▶ Exercise directions: Filter out everything except lines holding "parar".

-- start of Task data --

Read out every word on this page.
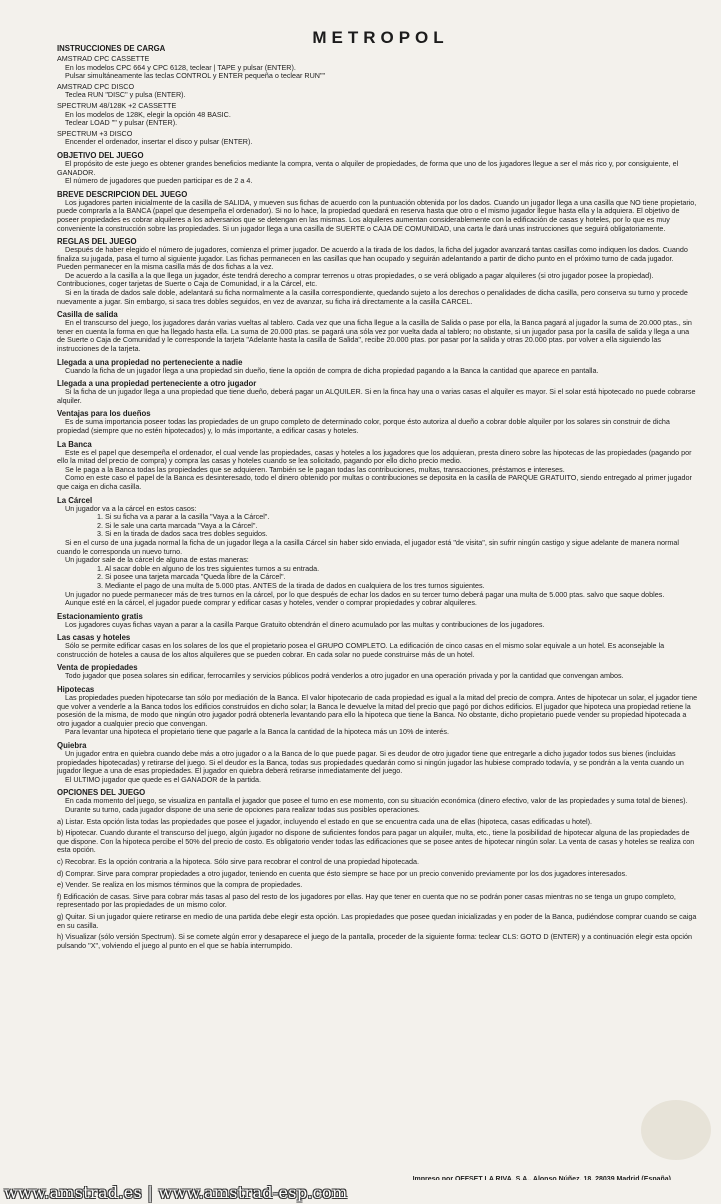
METROPOL
INSTRUCCIONES DE CARGA
AMSTRAD CPC CASSETTE
En los modelos CPC 664 y CPC 6128, teclear | TAPE y pulsar (ENTER).
Pulsar simultáneamente las teclas CONTROL y ENTER pequeña o teclear RUN""
AMSTRAD CPC DISCO
Teclea RUN "DISC" y pulsa (ENTER).
SPECTRUM 48/128K +2 CASSETTE
En los modelos de 128K, elegir la opción 48 BASIC.
Teclear LOAD "" y pulsar (ENTER).
SPECTRUM +3 DISCO
Encender el ordenador, insertar el disco y pulsar (ENTER).
OBJETIVO DEL JUEGO
El propósito de este juego es obtener grandes beneficios mediante la compra, venta o alquiler de propiedades, de forma que uno de los jugadores llegue a ser el más rico y, por consiguiente, el GANADOR.
El número de jugadores que pueden participar es de 2 a 4.
BREVE DESCRIPCION DEL JUEGO
Los jugadores parten inicialmente de la casilla de SALIDA, y mueven sus fichas de acuerdo con la puntuación obtenida por los dados. Cuando un jugador llega a una casilla que NO tiene propietario, puede comprarla a la BANCA (papel que desempeña el ordenador). Si no lo hace, la propiedad quedará en reserva hasta que otro o el mismo jugador llegue hasta ella y la adquiera. El objetivo de poseer propiedades es cobrar alquileres a los adversarios que se detengan en las mismas. Los alquileres aumentan considerablemente con la edificación de casas y hoteles, por lo que es muy conveniente la construcción sobre las propiedades. Si un jugador llega a una casilla de SUERTE o CAJA DE COMUNIDAD, una carta le dará unas instrucciones que seguirá obligatoriamente.
REGLAS DEL JUEGO
Después de haber elegido el número de jugadores, comienza el primer jugador. De acuerdo a la tirada de los dados, la ficha del jugador avanzará tantas casillas como indiquen los dados. Cuando finaliza su jugada, pasa el turno al siguiente jugador. Las fichas permanecen en las casillas que han ocupado y seguirán adelantando a partir de dicho punto en el próximo turno de cada jugador. Pueden permanecer en la misma casilla más de dos fichas a la vez.
De acuerdo a la casilla a la que llega un jugador, éste tendrá derecho a comprar terrenos u otras propiedades, o se verá obligado a pagar alquileres (si otro jugador posee la propiedad). Contribuciones, coger tarjetas de Suerte o Caja de Comunidad, ir a la Cárcel, etc.
Si en la tirada de dados sale doble, adelantará su ficha normalmente a la casilla correspondiente, quedando sujeto a los derechos o penalidades de dicha casilla, pero conserva su turno y procede nuevamente a jugar. Sin embargo, si saca tres dobles seguidos, en vez de avanzar, su ficha irá directamente a la casilla CARCEL.
Casilla de salida
En el transcurso del juego, los jugadores darán varias vueltas al tablero. Cada vez que una ficha llegue a la casilla de Salida o pase por ella, la Banca pagará al jugador la suma de 20.000 ptas., sin tener en cuenta la forma en que ha llegado hasta ella. La suma de 20.000 ptas. se pagará una sóla vez por vuelta dada al tablero; no obstante, si un jugador pasa por la casilla de salida y llega a una de Suerte o Caja de Comunidad y le corresponde la tarjeta "Adelante hasta la casilla de Salida", recibe 20.000 ptas. por pasar por la salida y otras 20.000 ptas. por volver a ella siguiendo las instrucciones de la tarjeta.
Llegada a una propiedad no perteneciente a nadie
Cuando la ficha de un jugador llega a una propiedad sin dueño, tiene la opción de compra de dicha propiedad pagando a la Banca la cantidad que aparece en pantalla.
Llegada a una propiedad perteneciente a otro jugador
Si la ficha de un jugador llega a una propiedad que tiene dueño, deberá pagar un ALQUILER. Si en la finca hay una o varias casas el alquiler es mayor. Si el solar está hipotecado no puede cobrarse alquiler.
Ventajas para los dueños
Es de suma importancia poseer todas las propiedades de un grupo completo de determinado color, porque ésto autoriza al dueño a cobrar doble alquiler por los solares sin construir de dicha propiedad (siempre que no estén hipotecados) y, lo más importante, a edificar casas y hoteles.
La Banca
Este es el papel que desempeña el ordenador, el cual vende las propiedades, casas y hoteles a los jugadores que los adquieran, presta dinero sobre las hipotecas de las propiedades (pagando por ello la mitad del precio de compra) y compra las casas y hoteles cuando se lea solicitado, pagando por ello dicho precio medio.
Se le paga a la Banca todas las propiedades que se adquieren. También se le pagan todas las contribuciones, multas, transacciones, préstamos e intereses.
Como en este caso el papel de la Banca es desinteresado, todo el dinero obtenido por multas o contribuciones se deposita en la casilla de PARQUE GRATUITO, siendo entregado al primer jugador que caiga en dicha casilla.
La Cárcel
Un jugador va a la cárcel en estos casos:
1. Si su ficha va a parar a la casilla "Vaya a la Cárcel".
2. Si le sale una carta marcada "Vaya a la Cárcel".
3. Si en la tirada de dados saca tres dobles seguidos.
Si en el curso de una jugada normal la ficha de un jugador llega a la casilla Cárcel sin haber sido enviada, el jugador está "de visita", sin sufrir ningún castigo y sigue adelante de manera normal cuando le corresponda un nuevo turno.
Un jugador sale de la cárcel de alguna de estas maneras:
1. Al sacar doble en alguno de los tres siguientes turnos a su entrada.
2. Si posee una tarjeta marcada "Queda libre de la Cárcel".
3. Mediante el pago de una multa de 5.000 ptas. ANTES de la tirada de dados en cualquiera de los tres turnos siguientes.
Un jugador no puede permanecer más de tres turnos en la cárcel, por lo que después de echar los dados en su tercer turno deberá pagar una multa de 5.000 ptas. salvo que saque dobles.
Aunque esté en la cárcel, el jugador puede comprar y edificar casas y hoteles, vender o comprar propiedades y cobrar alquileres.
Estacionamiento gratis
Los jugadores cuyas fichas vayan a parar a la casilla Parque Gratuito obtendrán el dinero acumulado por las multas y contribuciones de los jugadores.
Las casas y hoteles
Sólo se permite edificar casas en los solares de los que el propietario posea el GRUPO COMPLETO. La edificación de cinco casas en el mismo solar equivale a un hotel. Es aconsejable la construcción de hoteles a causa de los altos alquileres que se pueden cobrar. En cada solar no puede construirse más de un hotel.
Venta de propiedades
Todo jugador que posea solares sin edificar, ferrocarriles y servicios públicos podrá venderlos a otro jugador en una operación privada y por la cantidad que convengan ambos.
Hipotecas
Las propiedades pueden hipotecarse tan sólo por mediación de la Banca. El valor hipotecario de cada propiedad es igual a la mitad del precio de compra. Antes de hipotecar un solar, el jugador tiene que volver a venderle a la Banca todos los edificios construidos en dicho solar; la Banca le devuelve la mitad del precio que pagó por dichos edificios. El jugador que hipoteca una propiedad retiene la posesión de la misma, de modo que ningún otro jugador podrá obtenerla levantando para ello la hipoteca que tiene la Banca. No obstante, dicho propietario puede vender su propiedad hipotecada a otro jugador a cualquier precio que convengan.
Para levantar una hipoteca el propietario tiene que pagarle a la Banca la cantidad de la hipoteca más un 10% de interés.
Quiebra
Un jugador entra en quiebra cuando debe más a otro jugador o a la Banca de lo que puede pagar. Si es deudor de otro jugador tiene que entregarle a dicho jugador todos sus bienes (incluidas propiedades hipotecadas) y retirarse del juego. Si el deudor es la Banca, todas sus propiedades quedarán como si ningún jugador las hubiese comprado todavía, y se pondrán a la venta cuando un jugador llegue a una de esas propiedades. El jugador en quiebra deberá retirarse inmediatamente del juego.
El ULTIMO jugador que quede es el GANADOR de la partida.
OPCIONES DEL JUEGO
En cada momento del juego, se visualiza en pantalla el jugador que posee el turno en ese momento, con su situación económica (dinero efectivo, valor de las propiedades y suma total de bienes).
Durante su turno, cada jugador dispone de una serie de opciones para realizar todas sus posibles operaciones.
a) Listar. Esta opción lista todas las propiedades que posee el jugador, incluyendo el estado en que se encuentra cada una de ellas (hipoteca, casas edificadas u hotel).
b) Hipotecar. Cuando durante el transcurso del juego, algún jugador no dispone de suficientes fondos para pagar un alquiler, multa, etc., tiene la posibilidad de hipotecar alguna de las propiedades de que dispone. Con la hipoteca percibe el 50% del precio de costo. Es obligatorio vender todas las edificaciones que se posee antes de hipotecar ningún solar. La venta de casas y hoteles se realiza con esta opción.
c) Recobrar. Es la opción contraria a la hipoteca. Sólo sirve para recobrar el control de una propiedad hipotecada.
d) Comprar. Sirve para comprar propiedades a otro jugador, teniendo en cuenta que ésto siempre se hace por un precio convenido previamente por los dos jugadores interesados.
e) Vender. Se realiza en los mismos términos que la compra de propiedades.
f) Edificación de casas. Sirve para cobrar más tasas al paso del resto de los jugadores por ellas. Hay que tener en cuenta que no se podrán poner casas mientras no se tenga un grupo completo, representado por las propiedades de un mismo color.
g) Quitar. Si un jugador quiere retirarse en medio de una partida debe elegir esta opción. Las propiedades que posee quedan inicializadas y en poder de la Banca, pudiéndose comprar cuando se caiga en su casilla.
h) Visualizar (sólo versión Spectrum). Si se comete algún error y desaparece el juego de la pantalla, proceder de la siguiente forma: teclear CLS: GOTO D (ENTER) y a continuación elegir esta opción pulsando "X", volviendo el juego al punto en el que se había interrumpido.
www.amstrad.es | www.amstrad-esp.com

-- end of Task data --

▶ Task result:
1. Si su ficha va a parar a la casilla "Vaya a la Cárcel".
Los jugadores cuyas fichas vayan a parar a la casilla Parque Gratuito obtendrán el dinero acumulado por las multas y contribuciones de los jugadores.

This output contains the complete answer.